** start Provided information **

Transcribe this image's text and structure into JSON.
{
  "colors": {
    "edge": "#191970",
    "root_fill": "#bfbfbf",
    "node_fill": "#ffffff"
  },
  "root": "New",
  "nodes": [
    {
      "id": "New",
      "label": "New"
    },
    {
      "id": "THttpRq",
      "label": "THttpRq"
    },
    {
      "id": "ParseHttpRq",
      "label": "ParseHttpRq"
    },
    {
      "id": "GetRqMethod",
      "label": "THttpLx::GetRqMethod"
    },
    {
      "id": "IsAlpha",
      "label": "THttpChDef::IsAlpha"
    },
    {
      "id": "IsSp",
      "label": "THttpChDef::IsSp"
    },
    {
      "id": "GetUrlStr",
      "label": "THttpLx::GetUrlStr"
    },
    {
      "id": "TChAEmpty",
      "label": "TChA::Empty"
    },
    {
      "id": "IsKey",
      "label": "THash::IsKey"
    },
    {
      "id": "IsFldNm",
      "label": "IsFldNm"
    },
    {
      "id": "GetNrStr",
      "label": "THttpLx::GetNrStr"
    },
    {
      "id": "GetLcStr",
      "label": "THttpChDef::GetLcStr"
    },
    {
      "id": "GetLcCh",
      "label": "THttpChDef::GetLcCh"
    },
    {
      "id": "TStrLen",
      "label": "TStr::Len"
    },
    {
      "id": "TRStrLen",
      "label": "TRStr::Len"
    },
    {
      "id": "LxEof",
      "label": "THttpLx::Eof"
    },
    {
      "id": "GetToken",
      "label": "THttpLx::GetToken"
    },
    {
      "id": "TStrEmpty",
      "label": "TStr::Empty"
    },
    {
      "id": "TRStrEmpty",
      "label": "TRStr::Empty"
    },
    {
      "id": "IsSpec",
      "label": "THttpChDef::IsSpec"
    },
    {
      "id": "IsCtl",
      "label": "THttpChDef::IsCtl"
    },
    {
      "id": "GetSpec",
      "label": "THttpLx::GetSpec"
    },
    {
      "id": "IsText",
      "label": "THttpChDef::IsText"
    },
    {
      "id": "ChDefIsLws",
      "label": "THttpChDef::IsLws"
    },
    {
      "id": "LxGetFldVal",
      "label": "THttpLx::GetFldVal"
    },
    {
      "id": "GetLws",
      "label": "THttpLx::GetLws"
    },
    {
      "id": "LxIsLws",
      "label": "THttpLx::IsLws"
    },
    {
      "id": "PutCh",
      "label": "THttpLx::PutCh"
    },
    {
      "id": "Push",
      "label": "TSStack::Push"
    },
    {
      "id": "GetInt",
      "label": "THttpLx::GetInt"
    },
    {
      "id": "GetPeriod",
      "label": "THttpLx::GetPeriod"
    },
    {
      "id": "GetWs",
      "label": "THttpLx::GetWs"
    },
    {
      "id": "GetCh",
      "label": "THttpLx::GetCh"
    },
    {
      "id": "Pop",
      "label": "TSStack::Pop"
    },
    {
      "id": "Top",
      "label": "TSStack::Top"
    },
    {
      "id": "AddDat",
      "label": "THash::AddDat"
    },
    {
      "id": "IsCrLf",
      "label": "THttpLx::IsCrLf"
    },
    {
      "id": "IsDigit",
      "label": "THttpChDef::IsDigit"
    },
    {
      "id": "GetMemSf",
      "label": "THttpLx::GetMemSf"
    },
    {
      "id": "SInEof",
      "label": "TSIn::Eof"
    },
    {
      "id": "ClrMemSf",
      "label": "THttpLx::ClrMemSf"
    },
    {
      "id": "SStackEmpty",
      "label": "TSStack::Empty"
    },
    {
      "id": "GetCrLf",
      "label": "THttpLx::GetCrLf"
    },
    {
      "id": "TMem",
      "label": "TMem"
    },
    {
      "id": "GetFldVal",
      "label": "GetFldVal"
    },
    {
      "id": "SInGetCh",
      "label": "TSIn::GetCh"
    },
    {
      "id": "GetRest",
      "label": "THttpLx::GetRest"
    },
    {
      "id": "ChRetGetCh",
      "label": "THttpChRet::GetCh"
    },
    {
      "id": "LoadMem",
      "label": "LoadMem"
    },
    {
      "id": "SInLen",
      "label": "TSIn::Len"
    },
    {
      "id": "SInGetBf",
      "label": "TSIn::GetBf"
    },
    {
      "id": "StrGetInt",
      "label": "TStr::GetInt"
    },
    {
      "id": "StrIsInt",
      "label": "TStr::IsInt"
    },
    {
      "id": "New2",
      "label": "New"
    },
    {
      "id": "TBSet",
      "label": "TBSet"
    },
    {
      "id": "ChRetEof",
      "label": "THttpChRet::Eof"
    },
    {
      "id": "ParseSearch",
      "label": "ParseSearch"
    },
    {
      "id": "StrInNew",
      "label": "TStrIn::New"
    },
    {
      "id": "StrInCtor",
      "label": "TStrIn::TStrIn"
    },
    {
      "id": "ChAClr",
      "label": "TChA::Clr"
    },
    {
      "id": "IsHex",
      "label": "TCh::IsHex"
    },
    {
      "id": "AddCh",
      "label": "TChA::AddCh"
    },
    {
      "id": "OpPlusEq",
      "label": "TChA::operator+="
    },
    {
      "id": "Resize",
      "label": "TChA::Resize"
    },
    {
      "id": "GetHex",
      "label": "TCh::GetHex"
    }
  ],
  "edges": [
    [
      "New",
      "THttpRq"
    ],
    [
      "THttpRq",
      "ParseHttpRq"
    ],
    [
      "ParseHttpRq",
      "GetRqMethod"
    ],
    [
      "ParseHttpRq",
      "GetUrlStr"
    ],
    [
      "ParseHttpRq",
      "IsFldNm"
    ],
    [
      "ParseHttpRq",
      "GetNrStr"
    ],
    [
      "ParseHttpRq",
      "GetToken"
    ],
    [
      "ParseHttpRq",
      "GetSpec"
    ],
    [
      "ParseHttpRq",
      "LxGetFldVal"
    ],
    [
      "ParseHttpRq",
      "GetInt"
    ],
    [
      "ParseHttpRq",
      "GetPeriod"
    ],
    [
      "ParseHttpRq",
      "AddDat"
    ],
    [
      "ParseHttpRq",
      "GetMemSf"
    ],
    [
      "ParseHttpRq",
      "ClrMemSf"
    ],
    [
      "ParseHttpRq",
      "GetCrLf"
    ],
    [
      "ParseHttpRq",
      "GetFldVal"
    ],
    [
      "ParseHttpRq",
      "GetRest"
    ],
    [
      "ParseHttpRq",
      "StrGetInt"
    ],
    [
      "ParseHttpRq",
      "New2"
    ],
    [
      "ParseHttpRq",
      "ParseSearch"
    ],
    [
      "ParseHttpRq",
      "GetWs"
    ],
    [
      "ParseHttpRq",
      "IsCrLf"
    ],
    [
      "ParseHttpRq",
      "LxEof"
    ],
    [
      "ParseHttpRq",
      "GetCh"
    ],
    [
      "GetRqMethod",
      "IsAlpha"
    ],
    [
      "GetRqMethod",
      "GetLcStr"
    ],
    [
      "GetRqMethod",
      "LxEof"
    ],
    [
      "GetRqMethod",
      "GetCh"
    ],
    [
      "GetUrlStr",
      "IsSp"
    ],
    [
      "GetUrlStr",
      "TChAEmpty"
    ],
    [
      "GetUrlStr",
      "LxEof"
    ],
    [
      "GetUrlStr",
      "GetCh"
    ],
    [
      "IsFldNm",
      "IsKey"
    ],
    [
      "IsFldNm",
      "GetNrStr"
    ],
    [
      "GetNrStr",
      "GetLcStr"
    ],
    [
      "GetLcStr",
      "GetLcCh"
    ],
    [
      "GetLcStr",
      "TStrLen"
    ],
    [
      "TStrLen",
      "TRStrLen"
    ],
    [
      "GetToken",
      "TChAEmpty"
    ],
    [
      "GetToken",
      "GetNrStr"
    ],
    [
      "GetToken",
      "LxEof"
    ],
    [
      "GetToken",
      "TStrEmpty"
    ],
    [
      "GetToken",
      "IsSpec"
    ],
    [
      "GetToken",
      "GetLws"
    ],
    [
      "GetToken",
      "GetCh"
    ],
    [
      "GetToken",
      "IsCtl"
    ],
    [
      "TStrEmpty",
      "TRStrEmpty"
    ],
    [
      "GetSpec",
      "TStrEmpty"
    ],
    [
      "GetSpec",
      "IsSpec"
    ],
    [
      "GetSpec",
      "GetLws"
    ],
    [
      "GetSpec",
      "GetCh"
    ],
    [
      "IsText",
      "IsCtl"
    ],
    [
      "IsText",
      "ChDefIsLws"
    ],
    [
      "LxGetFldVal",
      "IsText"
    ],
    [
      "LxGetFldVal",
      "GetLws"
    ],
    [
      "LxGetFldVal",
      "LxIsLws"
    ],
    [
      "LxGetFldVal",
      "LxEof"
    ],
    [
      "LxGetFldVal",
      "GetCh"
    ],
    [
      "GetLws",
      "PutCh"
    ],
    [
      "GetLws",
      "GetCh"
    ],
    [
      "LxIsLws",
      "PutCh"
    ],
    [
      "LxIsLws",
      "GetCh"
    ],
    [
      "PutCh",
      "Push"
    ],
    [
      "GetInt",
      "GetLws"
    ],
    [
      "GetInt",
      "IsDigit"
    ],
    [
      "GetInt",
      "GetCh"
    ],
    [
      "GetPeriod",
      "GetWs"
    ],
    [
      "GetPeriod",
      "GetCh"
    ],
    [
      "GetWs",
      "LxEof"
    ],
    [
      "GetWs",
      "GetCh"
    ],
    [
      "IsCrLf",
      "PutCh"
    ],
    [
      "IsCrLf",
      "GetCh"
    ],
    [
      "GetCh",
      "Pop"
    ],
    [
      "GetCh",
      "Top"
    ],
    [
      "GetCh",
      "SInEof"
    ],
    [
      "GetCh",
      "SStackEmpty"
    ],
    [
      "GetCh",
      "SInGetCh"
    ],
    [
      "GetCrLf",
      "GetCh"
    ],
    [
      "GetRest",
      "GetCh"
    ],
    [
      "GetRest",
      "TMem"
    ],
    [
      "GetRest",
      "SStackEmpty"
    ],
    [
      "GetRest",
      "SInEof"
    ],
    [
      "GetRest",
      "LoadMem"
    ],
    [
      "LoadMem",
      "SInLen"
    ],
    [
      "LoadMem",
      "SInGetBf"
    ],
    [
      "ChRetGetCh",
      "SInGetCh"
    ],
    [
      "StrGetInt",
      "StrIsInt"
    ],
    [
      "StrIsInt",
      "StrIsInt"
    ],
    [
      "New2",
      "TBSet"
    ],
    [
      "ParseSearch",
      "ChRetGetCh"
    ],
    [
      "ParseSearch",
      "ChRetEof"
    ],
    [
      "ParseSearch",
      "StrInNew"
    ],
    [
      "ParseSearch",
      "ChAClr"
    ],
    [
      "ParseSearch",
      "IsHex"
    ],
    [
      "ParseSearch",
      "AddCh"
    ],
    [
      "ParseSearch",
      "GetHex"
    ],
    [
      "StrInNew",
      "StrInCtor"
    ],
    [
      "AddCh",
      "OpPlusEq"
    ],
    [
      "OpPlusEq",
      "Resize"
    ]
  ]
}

** end Provided information **

- **To be done**: Pull out all lines containing "IsCtl".

- **Complete output**:
      "id": "IsCtl",
      "label": "THttpChDef::IsCtl"
      "IsCtl"
      "IsCtl"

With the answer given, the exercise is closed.